== EXERCISE INSTRUCTIONS ==
Reproduce every record exactly as it appears, but not the pictures.

[Structured figure records]
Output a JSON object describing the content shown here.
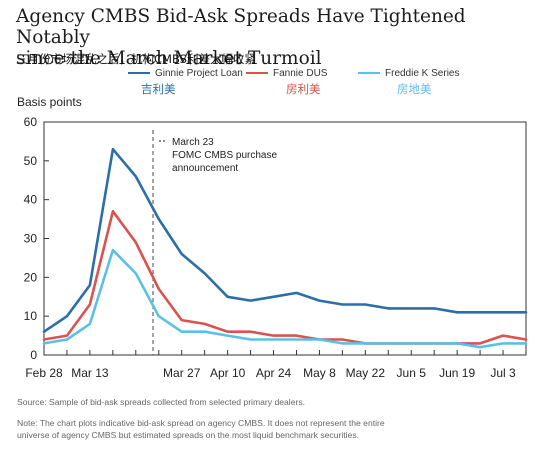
{
  "title_line1": "Agency CMBS Bid-Ask Spreads Have Tightened Notably",
  "title_line2": "since the March Market Turmoil",
  "subtitle_cn": "三月份市场混乱之后，机构CMBS利差大幅收紧",
  "legend": [
    {
      "label": "Ginnie Project Loan",
      "label_cn": "吉利美",
      "color": "#2a6fa8"
    },
    {
      "label": "Fannie DUS",
      "label_cn": "房利美",
      "color": "#d9534f"
    },
    {
      "label": "Freddie K Series",
      "label_cn": "房地美",
      "color": "#5bc0e8"
    }
  ],
  "ylabel": "Basis points",
  "annotation": {
    "line1": "March 23",
    "line2": "FOMC CMBS purchase",
    "line3": "announcement"
  },
  "source": "Source: Sample of bid-ask spreads collected from selected primary dealers.",
  "note_line1": "Note: The chart plots indicative bid-ask spread on agency CMBS. It does not represent the entire",
  "note_line2": "universe of agency CMBS but estimated spreads on the most liquid benchmark securities.",
  "chart_data": {
    "type": "line",
    "title": "Agency CMBS Bid-Ask Spreads Have Tightened Notably since the March Market Turmoil",
    "ylabel": "Basis points",
    "ylim": [
      0,
      60
    ],
    "yticks": [
      0,
      10,
      20,
      30,
      40,
      50,
      60
    ],
    "xticklabels": [
      "Feb 28",
      "Mar 13",
      "Mar 27",
      "Apr 10",
      "Apr 24",
      "May 8",
      "May 22",
      "Jun 5",
      "Jun 19",
      "Jul 3"
    ],
    "x": [
      "Feb 28",
      "Mar 6",
      "Mar 13",
      "Mar 17",
      "Mar 20",
      "Mar 24",
      "Mar 27",
      "Apr 3",
      "Apr 10",
      "Apr 17",
      "Apr 24",
      "May 1",
      "May 8",
      "May 15",
      "May 22",
      "May 29",
      "Jun 5",
      "Jun 12",
      "Jun 19",
      "Jun 26",
      "Jul 3",
      "Jul 10"
    ],
    "vline": {
      "x": "Mar 23",
      "style": "dashed"
    },
    "series": [
      {
        "name": "Ginnie Project Loan",
        "color": "#2a6fa8",
        "values": [
          6,
          10,
          18,
          53,
          46,
          35,
          26,
          21,
          15,
          14,
          15,
          16,
          14,
          13,
          13,
          12,
          12,
          12,
          11,
          11,
          11,
          11
        ]
      },
      {
        "name": "Fannie DUS",
        "color": "#d9534f",
        "values": [
          4,
          5,
          13,
          37,
          29,
          17,
          9,
          8,
          6,
          6,
          5,
          5,
          4,
          4,
          3,
          3,
          3,
          3,
          3,
          3,
          5,
          4
        ]
      },
      {
        "name": "Freddie K Series",
        "color": "#5bc0e8",
        "values": [
          3,
          4,
          8,
          27,
          21,
          10,
          6,
          6,
          5,
          4,
          4,
          4,
          4,
          3,
          3,
          3,
          3,
          3,
          3,
          2,
          3,
          3
        ]
      }
    ],
    "grid": false,
    "legend_position": "top"
  }
}
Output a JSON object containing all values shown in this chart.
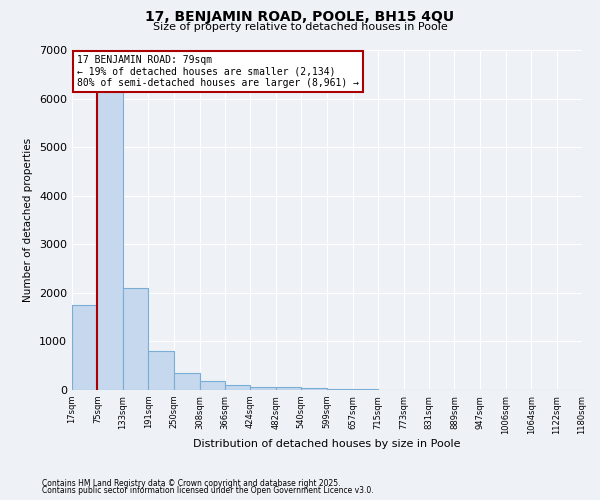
{
  "title_line1": "17, BENJAMIN ROAD, POOLE, BH15 4QU",
  "title_line2": "Size of property relative to detached houses in Poole",
  "xlabel": "Distribution of detached houses by size in Poole",
  "ylabel": "Number of detached properties",
  "bin_edges": [
    17,
    75,
    133,
    191,
    250,
    308,
    366,
    424,
    482,
    540,
    599,
    657,
    715,
    773,
    831,
    889,
    947,
    1006,
    1064,
    1122,
    1180
  ],
  "bar_heights": [
    1750,
    6300,
    2100,
    800,
    350,
    180,
    100,
    65,
    55,
    45,
    25,
    15,
    10,
    8,
    5,
    4,
    2,
    1,
    1,
    1
  ],
  "bar_color": "#c5d8ed",
  "bar_edge_color": "#7baed4",
  "property_line_x": 75,
  "property_line_color": "#aa0000",
  "ylim": [
    0,
    7000
  ],
  "yticks": [
    0,
    1000,
    2000,
    3000,
    4000,
    5000,
    6000,
    7000
  ],
  "annotation_title": "17 BENJAMIN ROAD: 79sqm",
  "annotation_line1": "← 19% of detached houses are smaller (2,134)",
  "annotation_line2": "80% of semi-detached houses are larger (8,961) →",
  "annotation_box_color": "#aa0000",
  "annotation_box_fill": "#ffffff",
  "footnote1": "Contains HM Land Registry data © Crown copyright and database right 2025.",
  "footnote2": "Contains public sector information licensed under the Open Government Licence v3.0.",
  "background_color": "#eef2f7",
  "grid_color": "#ffffff"
}
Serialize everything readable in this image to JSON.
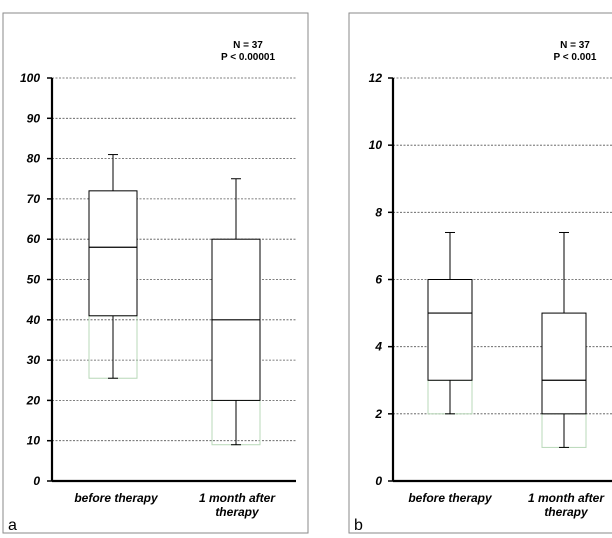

== ANSWER TO THIS TASK ==
Output a JSON object describing the content shown here.
{
  "title_line1": "Agency CMBS Bid-Ask Spreads Have Tightened Notably",
  "title_line2": "since the March Market Turmoil",
  "subtitle_cn": "三月份市场混乱之后，机构CMBS利差大幅收紧",
  "legend": [
    {
      "label": "Ginnie Project Loan",
      "label_cn": "吉利美",
      "color": "#2a6fa8"
    },
    {
      "label": "Fannie DUS",
      "label_cn": "房利美",
      "color": "#d9534f"
    },
    {
      "label": "Freddie K Series",
      "label_cn": "房地美",
      "color": "#5bc0e8"
    }
  ],
  "ylabel": "Basis points",
  "annotation": {
    "line1": "March 23",
    "line2": "FOMC CMBS purchase",
    "line3": "announcement"
  },
  "source": "Source: Sample of bid-ask spreads collected from selected primary dealers.",
  "note_line1": "Note: The chart plots indicative bid-ask spread on agency CMBS. It does not represent the entire",
  "note_line2": "universe of agency CMBS but estimated spreads on the most liquid benchmark securities.",
  "chart_data": {
    "type": "line",
    "title": "Agency CMBS Bid-Ask Spreads Have Tightened Notably since the March Market Turmoil",
    "ylabel": "Basis points",
    "ylim": [
      0,
      60
    ],
    "yticks": [
      0,
      10,
      20,
      30,
      40,
      50,
      60
    ],
    "xticklabels": [
      "Feb 28",
      "Mar 13",
      "Mar 27",
      "Apr 10",
      "Apr 24",
      "May 8",
      "May 22",
      "Jun 5",
      "Jun 19",
      "Jul 3"
    ],
    "x": [
      "Feb 28",
      "Mar 6",
      "Mar 13",
      "Mar 17",
      "Mar 20",
      "Mar 24",
      "Mar 27",
      "Apr 3",
      "Apr 10",
      "Apr 17",
      "Apr 24",
      "May 1",
      "May 8",
      "May 15",
      "May 22",
      "May 29",
      "Jun 5",
      "Jun 12",
      "Jun 19",
      "Jun 26",
      "Jul 3",
      "Jul 10"
    ],
    "vline": {
      "x": "Mar 23",
      "style": "dashed"
    },
    "series": [
      {
        "name": "Ginnie Project Loan",
        "color": "#2a6fa8",
        "values": [
          6,
          10,
          18,
          53,
          46,
          35,
          26,
          21,
          15,
          14,
          15,
          16,
          14,
          13,
          13,
          12,
          12,
          12,
          11,
          11,
          11,
          11
        ]
      },
      {
        "name": "Fannie DUS",
        "color": "#d9534f",
        "values": [
          4,
          5,
          13,
          37,
          29,
          17,
          9,
          8,
          6,
          6,
          5,
          5,
          4,
          4,
          3,
          3,
          3,
          3,
          3,
          3,
          5,
          4
        ]
      },
      {
        "name": "Freddie K Series",
        "color": "#5bc0e8",
        "values": [
          3,
          4,
          8,
          27,
          21,
          10,
          6,
          6,
          5,
          4,
          4,
          4,
          4,
          3,
          3,
          3,
          3,
          3,
          3,
          2,
          3,
          3
        ]
      }
    ],
    "grid": false,
    "legend_position": "top"
  }
}
Output a JSON object containing all values shown in this chart.
{
  "title_line1": "17, BENJAMIN ROAD, POOLE, BH15 4QU",
  "title_line2": "Size of property relative to detached houses in Poole",
  "xlabel": "Distribution of detached houses by size in Poole",
  "ylabel": "Number of detached properties",
  "bin_edges": [
    17,
    75,
    133,
    191,
    250,
    308,
    366,
    424,
    482,
    540,
    599,
    657,
    715,
    773,
    831,
    889,
    947,
    1006,
    1064,
    1122,
    1180
  ],
  "bar_heights": [
    1750,
    6300,
    2100,
    800,
    350,
    180,
    100,
    65,
    55,
    45,
    25,
    15,
    10,
    8,
    5,
    4,
    2,
    1,
    1,
    1
  ],
  "bar_color": "#c5d8ed",
  "bar_edge_color": "#7baed4",
  "property_line_x": 75,
  "property_line_color": "#aa0000",
  "ylim": [
    0,
    7000
  ],
  "yticks": [
    0,
    1000,
    2000,
    3000,
    4000,
    5000,
    6000,
    7000
  ],
  "annotation_title": "17 BENJAMIN ROAD: 79sqm",
  "annotation_line1": "← 19% of detached houses are smaller (2,134)",
  "annotation_line2": "80% of semi-detached houses are larger (8,961) →",
  "annotation_box_color": "#aa0000",
  "annotation_box_fill": "#ffffff",
  "footnote1": "Contains HM Land Registry data © Crown copyright and database right 2025.",
  "footnote2": "Contains public sector information licensed under the Open Government Licence v3.0.",
  "background_color": "#eef2f7",
  "grid_color": "#ffffff"
}
Serialize everything readable in this image to JSON.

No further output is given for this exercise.